**Stated exercise**: Your task is to print all of the material verbatim.

**Given data**:
----------

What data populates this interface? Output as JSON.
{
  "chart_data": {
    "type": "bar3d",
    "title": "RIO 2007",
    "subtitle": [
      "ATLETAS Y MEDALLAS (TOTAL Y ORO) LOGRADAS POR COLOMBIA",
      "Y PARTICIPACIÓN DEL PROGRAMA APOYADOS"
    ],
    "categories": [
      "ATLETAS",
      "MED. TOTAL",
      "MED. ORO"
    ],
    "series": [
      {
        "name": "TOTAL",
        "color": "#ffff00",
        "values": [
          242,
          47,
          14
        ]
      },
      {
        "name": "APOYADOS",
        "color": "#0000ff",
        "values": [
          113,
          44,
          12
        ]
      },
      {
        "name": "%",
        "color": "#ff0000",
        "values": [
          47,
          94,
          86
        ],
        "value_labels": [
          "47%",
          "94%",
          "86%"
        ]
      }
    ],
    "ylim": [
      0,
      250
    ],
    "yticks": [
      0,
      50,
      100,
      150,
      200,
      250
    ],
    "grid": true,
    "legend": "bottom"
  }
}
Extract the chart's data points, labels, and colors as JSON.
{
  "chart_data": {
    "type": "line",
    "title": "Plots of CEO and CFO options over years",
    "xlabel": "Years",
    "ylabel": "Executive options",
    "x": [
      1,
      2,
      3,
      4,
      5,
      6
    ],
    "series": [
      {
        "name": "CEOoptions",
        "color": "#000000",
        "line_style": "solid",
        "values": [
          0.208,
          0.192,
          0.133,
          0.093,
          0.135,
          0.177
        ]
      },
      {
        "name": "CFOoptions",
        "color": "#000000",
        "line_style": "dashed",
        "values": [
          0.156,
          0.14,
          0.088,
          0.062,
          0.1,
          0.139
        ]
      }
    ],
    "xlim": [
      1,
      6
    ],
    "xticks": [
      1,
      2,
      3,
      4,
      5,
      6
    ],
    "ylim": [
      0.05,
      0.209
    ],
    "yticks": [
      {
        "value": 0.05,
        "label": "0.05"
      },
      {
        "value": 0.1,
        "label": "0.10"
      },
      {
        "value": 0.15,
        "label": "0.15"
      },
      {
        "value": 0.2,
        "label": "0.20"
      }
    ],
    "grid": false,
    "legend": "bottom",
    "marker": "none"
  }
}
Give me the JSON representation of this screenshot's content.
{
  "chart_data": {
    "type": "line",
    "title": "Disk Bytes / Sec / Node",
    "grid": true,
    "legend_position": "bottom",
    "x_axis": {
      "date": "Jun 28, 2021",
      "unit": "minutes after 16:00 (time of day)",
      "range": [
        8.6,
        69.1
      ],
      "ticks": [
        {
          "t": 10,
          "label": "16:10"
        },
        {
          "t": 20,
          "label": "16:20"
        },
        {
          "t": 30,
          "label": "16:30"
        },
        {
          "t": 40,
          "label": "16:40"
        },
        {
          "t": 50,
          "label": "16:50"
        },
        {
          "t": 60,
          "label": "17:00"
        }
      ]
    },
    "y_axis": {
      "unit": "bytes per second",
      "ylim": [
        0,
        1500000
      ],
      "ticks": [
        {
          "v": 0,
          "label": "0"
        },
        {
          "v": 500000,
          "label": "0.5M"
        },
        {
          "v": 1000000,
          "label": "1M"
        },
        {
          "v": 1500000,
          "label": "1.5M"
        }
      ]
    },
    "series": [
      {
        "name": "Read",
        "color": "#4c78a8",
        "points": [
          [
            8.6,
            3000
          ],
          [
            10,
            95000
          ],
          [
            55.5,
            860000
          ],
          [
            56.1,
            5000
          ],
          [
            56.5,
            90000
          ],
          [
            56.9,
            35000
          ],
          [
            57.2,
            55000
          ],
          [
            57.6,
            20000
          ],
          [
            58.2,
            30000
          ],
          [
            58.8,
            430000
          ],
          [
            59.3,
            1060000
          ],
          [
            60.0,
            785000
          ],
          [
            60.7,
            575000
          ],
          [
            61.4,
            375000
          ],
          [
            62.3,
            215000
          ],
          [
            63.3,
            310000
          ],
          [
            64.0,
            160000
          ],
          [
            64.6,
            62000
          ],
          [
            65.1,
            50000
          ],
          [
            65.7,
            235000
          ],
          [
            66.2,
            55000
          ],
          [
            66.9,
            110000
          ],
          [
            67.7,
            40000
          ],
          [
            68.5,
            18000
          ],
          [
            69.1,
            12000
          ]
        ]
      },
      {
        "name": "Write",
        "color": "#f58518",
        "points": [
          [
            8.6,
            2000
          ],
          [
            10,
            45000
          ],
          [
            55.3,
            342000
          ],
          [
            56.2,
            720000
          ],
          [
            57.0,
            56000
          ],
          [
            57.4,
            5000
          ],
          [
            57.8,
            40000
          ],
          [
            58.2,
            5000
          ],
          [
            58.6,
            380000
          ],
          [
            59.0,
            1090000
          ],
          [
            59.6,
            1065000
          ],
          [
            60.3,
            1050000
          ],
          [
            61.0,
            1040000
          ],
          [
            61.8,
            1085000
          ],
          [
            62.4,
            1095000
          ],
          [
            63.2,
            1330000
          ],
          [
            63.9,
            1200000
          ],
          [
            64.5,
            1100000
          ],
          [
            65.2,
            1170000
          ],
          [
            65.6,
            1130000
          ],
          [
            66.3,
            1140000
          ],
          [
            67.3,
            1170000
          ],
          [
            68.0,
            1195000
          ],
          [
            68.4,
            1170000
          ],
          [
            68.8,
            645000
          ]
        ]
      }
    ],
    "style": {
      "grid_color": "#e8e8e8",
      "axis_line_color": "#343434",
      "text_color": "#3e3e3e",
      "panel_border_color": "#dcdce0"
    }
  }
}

----------

**Exercise result**:
What data populates this interface? Output as JSON.
{
  "chart_data": {
    "type": "bar3d",
    "title": "RIO 2007",
    "subtitle": [
      "ATLETAS Y MEDALLAS (TOTAL Y ORO) LOGRADAS POR COLOMBIA",
      "Y PARTICIPACIÓN DEL PROGRAMA APOYADOS"
    ],
    "categories": [
      "ATLETAS",
      "MED. TOTAL",
      "MED. ORO"
    ],
    "series": [
      {
        "name": "TOTAL",
        "color": "#ffff00",
        "values": [
          242,
          47,
          14
        ]
      },
      {
        "name": "APOYADOS",
        "color": "#0000ff",
        "values": [
          113,
          44,
          12
        ]
      },
      {
        "name": "%",
        "color": "#ff0000",
        "values": [
          47,
          94,
          86
        ],
        "value_labels": [
          "47%",
          "94%",
          "86%"
        ]
      }
    ],
    "ylim": [
      0,
      250
    ],
    "yticks": [
      0,
      50,
      100,
      150,
      200,
      250
    ],
    "grid": true,
    "legend": "bottom"
  }
}
Extract the chart's data points, labels, and colors as JSON.
{
  "chart_data": {
    "type": "line",
    "title": "Plots of CEO and CFO options over years",
    "xlabel": "Years",
    "ylabel": "Executive options",
    "x": [
      1,
      2,
      3,
      4,
      5,
      6
    ],
    "series": [
      {
        "name": "CEOoptions",
        "color": "#000000",
        "line_style": "solid",
        "values": [
          0.208,
          0.192,
          0.133,
          0.093,
          0.135,
          0.177
        ]
      },
      {
        "name": "CFOoptions",
        "color": "#000000",
        "line_style": "dashed",
        "values": [
          0.156,
          0.14,
          0.088,
          0.062,
          0.1,
          0.139
        ]
      }
    ],
    "xlim": [
      1,
      6
    ],
    "xticks": [
      1,
      2,
      3,
      4,
      5,
      6
    ],
    "ylim": [
      0.05,
      0.209
    ],
    "yticks": [
      {
        "value": 0.05,
        "label": "0.05"
      },
      {
        "value": 0.1,
        "label": "0.10"
      },
      {
        "value": 0.15,
        "label": "0.15"
      },
      {
        "value": 0.2,
        "label": "0.20"
      }
    ],
    "grid": false,
    "legend": "bottom",
    "marker": "none"
  }
}
Give me the JSON representation of this screenshot's content.
{
  "chart_data": {
    "type": "line",
    "title": "Disk Bytes / Sec / Node",
    "grid": true,
    "legend_position": "bottom",
    "x_axis": {
      "date": "Jun 28, 2021",
      "unit": "minutes after 16:00 (time of day)",
      "range": [
        8.6,
        69.1
      ],
      "ticks": [
        {
          "t": 10,
          "label": "16:10"
        },
        {
          "t": 20,
          "label": "16:20"
        },
        {
          "t": 30,
          "label": "16:30"
        },
        {
          "t": 40,
          "label": "16:40"
        },
        {
          "t": 50,
          "label": "16:50"
        },
        {
          "t": 60,
          "label": "17:00"
        }
      ]
    },
    "y_axis": {
      "unit": "bytes per second",
      "ylim": [
        0,
        1500000
      ],
      "ticks": [
        {
          "v": 0,
          "label": "0"
        },
        {
          "v": 500000,
          "label": "0.5M"
        },
        {
          "v": 1000000,
          "label": "1M"
        },
        {
          "v": 1500000,
          "label": "1.5M"
        }
      ]
    },
    "series": [
      {
        "name": "Read",
        "color": "#4c78a8",
        "points": [
          [
            8.6,
            3000
          ],
          [
            10,
            95000
          ],
          [
            55.5,
            860000
          ],
          [
            56.1,
            5000
          ],
          [
            56.5,
            90000
          ],
          [
            56.9,
            35000
          ],
          [
            57.2,
            55000
          ],
          [
            57.6,
            20000
          ],
          [
            58.2,
            30000
          ],
          [
            58.8,
            430000
          ],
          [
            59.3,
            1060000
          ],
          [
            60.0,
            785000
          ],
          [
            60.7,
            575000
          ],
          [
            61.4,
            375000
          ],
          [
            62.3,
            215000
          ],
          [
            63.3,
            310000
          ],
          [
            64.0,
            160000
          ],
          [
            64.6,
            62000
          ],
          [
            65.1,
            50000
          ],
          [
            65.7,
            235000
          ],
          [
            66.2,
            55000
          ],
          [
            66.9,
            110000
          ],
          [
            67.7,
            40000
          ],
          [
            68.5,
            18000
          ],
          [
            69.1,
            12000
          ]
        ]
      },
      {
        "name": "Write",
        "color": "#f58518",
        "points": [
          [
            8.6,
            2000
          ],
          [
            10,
            45000
          ],
          [
            55.3,
            342000
          ],
          [
            56.2,
            720000
          ],
          [
            57.0,
            56000
          ],
          [
            57.4,
            5000
          ],
          [
            57.8,
            40000
          ],
          [
            58.2,
            5000
          ],
          [
            58.6,
            380000
          ],
          [
            59.0,
            1090000
          ],
          [
            59.6,
            1065000
          ],
          [
            60.3,
            1050000
          ],
          [
            61.0,
            1040000
          ],
          [
            61.8,
            1085000
          ],
          [
            62.4,
            1095000
          ],
          [
            63.2,
            1330000
          ],
          [
            63.9,
            1200000
          ],
          [
            64.5,
            1100000
          ],
          [
            65.2,
            1170000
          ],
          [
            65.6,
            1130000
          ],
          [
            66.3,
            1140000
          ],
          [
            67.3,
            1170000
          ],
          [
            68.0,
            1195000
          ],
          [
            68.4,
            1170000
          ],
          [
            68.8,
            645000
          ]
        ]
      }
    ],
    "style": {
      "grid_color": "#e8e8e8",
      "axis_line_color": "#343434",
      "text_color": "#3e3e3e",
      "panel_border_color": "#dcdce0"
    }
  }
}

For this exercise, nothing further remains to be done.